*MATERIAL SUPPLIED:*
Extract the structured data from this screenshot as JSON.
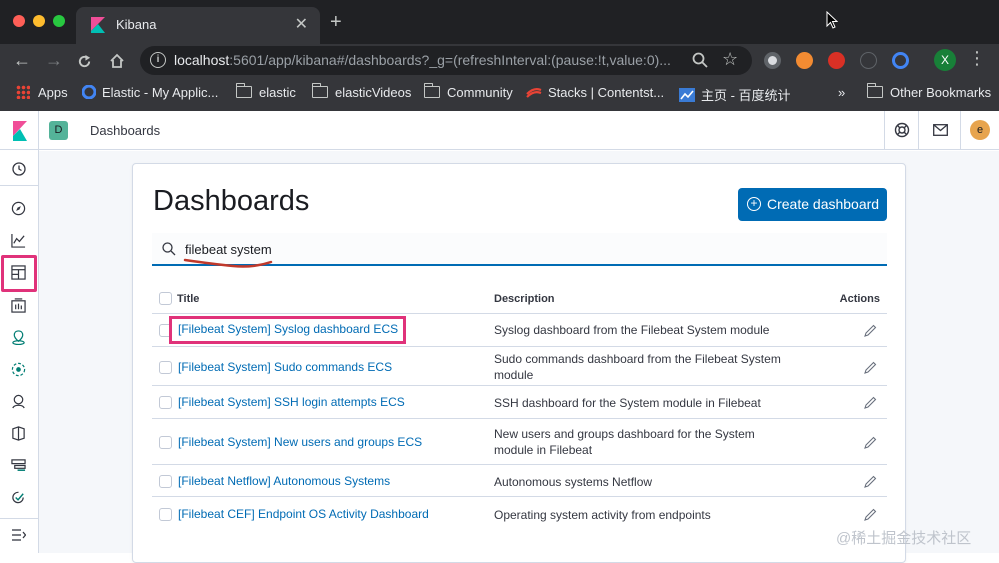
{
  "browser": {
    "tab_title": "Kibana",
    "tab_close": "✕",
    "new_tab": "+",
    "url_host": "localhost",
    "url_rest": ":5601/app/kibana#/dashboards?_g=(refreshInterval:(pause:!t,value:0)...",
    "profile_initial": "X",
    "extension_icons": [
      "chrome-ext-icon",
      "network-ext-icon",
      "block-ext-icon",
      "info-ext-icon",
      "circle-ext-icon"
    ]
  },
  "bookmarks": [
    {
      "label": "Apps",
      "icon": "apps-grid-icon"
    },
    {
      "label": "Elastic - My Applic...",
      "icon": "elastic-icon"
    },
    {
      "label": "elastic",
      "icon": "folder-icon"
    },
    {
      "label": "elasticVideos",
      "icon": "folder-icon"
    },
    {
      "label": "Community",
      "icon": "folder-icon"
    },
    {
      "label": "Stacks | Contentst...",
      "icon": "stacks-icon"
    },
    {
      "label": "主页 - 百度统计",
      "icon": "baidu-tongji-icon"
    },
    {
      "label": "»",
      "icon": ""
    },
    {
      "label": "Other Bookmarks",
      "icon": "folder-icon"
    }
  ],
  "kibana": {
    "space_initial": "D",
    "breadcrumb": "Dashboards",
    "user_initial": "e",
    "nav_items": [
      "clock-icon",
      "discover-icon",
      "visualize-icon",
      "dashboard-icon",
      "canvas-icon",
      "maps-icon",
      "ml-icon",
      "infrastructure-icon",
      "logs-icon",
      "apm-icon",
      "uptime-icon",
      "dev-tools-icon",
      "collapse-icon"
    ]
  },
  "page": {
    "title": "Dashboards",
    "create_button": "Create dashboard",
    "search_value": "filebeat system",
    "columns": {
      "title": "Title",
      "description": "Description",
      "actions": "Actions"
    },
    "rows": [
      {
        "title": "[Filebeat System] Syslog dashboard ECS",
        "description": "Syslog dashboard from the Filebeat System module"
      },
      {
        "title": "[Filebeat System] Sudo commands ECS",
        "description": "Sudo commands dashboard from the Filebeat System module"
      },
      {
        "title": "[Filebeat System] SSH login attempts ECS",
        "description": "SSH dashboard for the System module in Filebeat"
      },
      {
        "title": "[Filebeat System] New users and groups ECS",
        "description": "New users and groups dashboard for the System module in Filebeat"
      },
      {
        "title": "[Filebeat Netflow] Autonomous Systems",
        "description": "Autonomous systems Netflow"
      },
      {
        "title": "[Filebeat CEF] Endpoint OS Activity Dashboard",
        "description": "Operating system activity from endpoints"
      }
    ]
  },
  "watermark": "@稀土掘金技术社区",
  "colors": {
    "accent": "#006bb4",
    "highlight": "#e0327a",
    "space": "#54b399",
    "user": "#e7a44e"
  }
}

*PROBLEM STATEMENT:* Write out the listing above exactly as it stands, pictures excluded.

*RESULT FOR THIS TASK:*
Extract the structured data from this screenshot as JSON.
{
  "browser": {
    "tab_title": "Kibana",
    "tab_close": "✕",
    "new_tab": "+",
    "url_host": "localhost",
    "url_rest": ":5601/app/kibana#/dashboards?_g=(refreshInterval:(pause:!t,value:0)...",
    "profile_initial": "X",
    "extension_icons": [
      "chrome-ext-icon",
      "network-ext-icon",
      "block-ext-icon",
      "info-ext-icon",
      "circle-ext-icon"
    ]
  },
  "bookmarks": [
    {
      "label": "Apps",
      "icon": "apps-grid-icon"
    },
    {
      "label": "Elastic - My Applic...",
      "icon": "elastic-icon"
    },
    {
      "label": "elastic",
      "icon": "folder-icon"
    },
    {
      "label": "elasticVideos",
      "icon": "folder-icon"
    },
    {
      "label": "Community",
      "icon": "folder-icon"
    },
    {
      "label": "Stacks | Contentst...",
      "icon": "stacks-icon"
    },
    {
      "label": "主页 - 百度统计",
      "icon": "baidu-tongji-icon"
    },
    {
      "label": "»",
      "icon": ""
    },
    {
      "label": "Other Bookmarks",
      "icon": "folder-icon"
    }
  ],
  "kibana": {
    "space_initial": "D",
    "breadcrumb": "Dashboards",
    "user_initial": "e",
    "nav_items": [
      "clock-icon",
      "discover-icon",
      "visualize-icon",
      "dashboard-icon",
      "canvas-icon",
      "maps-icon",
      "ml-icon",
      "infrastructure-icon",
      "logs-icon",
      "apm-icon",
      "uptime-icon",
      "dev-tools-icon",
      "collapse-icon"
    ]
  },
  "page": {
    "title": "Dashboards",
    "create_button": "Create dashboard",
    "search_value": "filebeat system",
    "columns": {
      "title": "Title",
      "description": "Description",
      "actions": "Actions"
    },
    "rows": [
      {
        "title": "[Filebeat System] Syslog dashboard ECS",
        "description": "Syslog dashboard from the Filebeat System module"
      },
      {
        "title": "[Filebeat System] Sudo commands ECS",
        "description": "Sudo commands dashboard from the Filebeat System module"
      },
      {
        "title": "[Filebeat System] SSH login attempts ECS",
        "description": "SSH dashboard for the System module in Filebeat"
      },
      {
        "title": "[Filebeat System] New users and groups ECS",
        "description": "New users and groups dashboard for the System module in Filebeat"
      },
      {
        "title": "[Filebeat Netflow] Autonomous Systems",
        "description": "Autonomous systems Netflow"
      },
      {
        "title": "[Filebeat CEF] Endpoint OS Activity Dashboard",
        "description": "Operating system activity from endpoints"
      }
    ]
  },
  "watermark": "@稀土掘金技术社区",
  "colors": {
    "accent": "#006bb4",
    "highlight": "#e0327a",
    "space": "#54b399",
    "user": "#e7a44e"
  }
}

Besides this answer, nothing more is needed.